* Task brief *
Search the listing below for the string "What" and copy every line where it occurs.

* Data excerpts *
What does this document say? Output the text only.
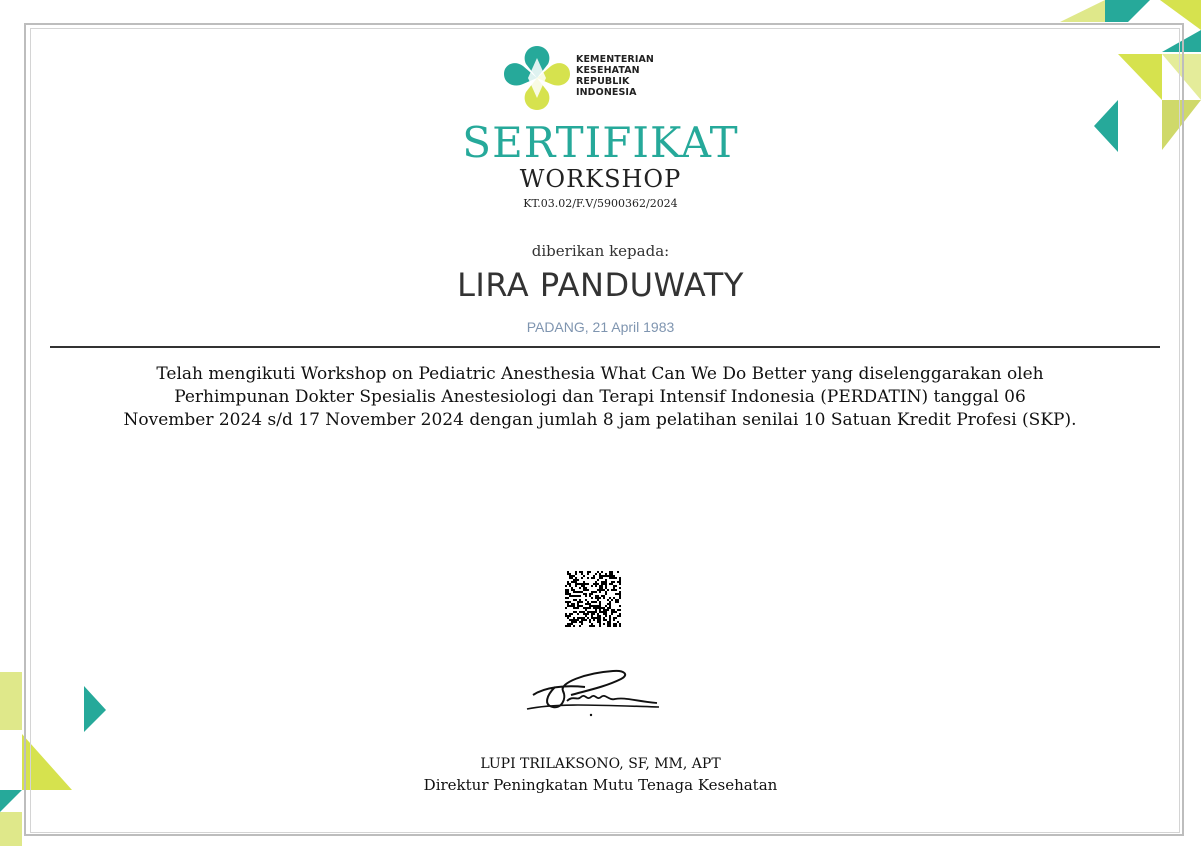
KEMENTERIAN
KESEHATAN
REPUBLIK
INDONESIA
SERTIFIKAT
WORKSHOP
KT.03.02/F.V/5900362/2024
diberikan kepada:
LIRA PANDUWATY
PADANG, 21 April 1983
Telah mengikuti Workshop on Pediatric Anesthesia What Can We Do Better yang diselenggarakan oleh
Perhimpunan Dokter Spesialis Anestesiologi dan Terapi Intensif Indonesia (PERDATIN) tanggal 06
November 2024 s/d 17 November 2024 dengan jumlah 8 jam pelatihan senilai 10 Satuan Kredit Profesi (SKP).
LUPI TRILAKSONO, SF, MM, APT
Direktur Peningkatan Mutu Tenaga Kesehatan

* Output of the task *
What does this document say? Output the text only.
Telah mengikuti Workshop on Pediatric Anesthesia What Can We Do Better yang diselenggarakan oleh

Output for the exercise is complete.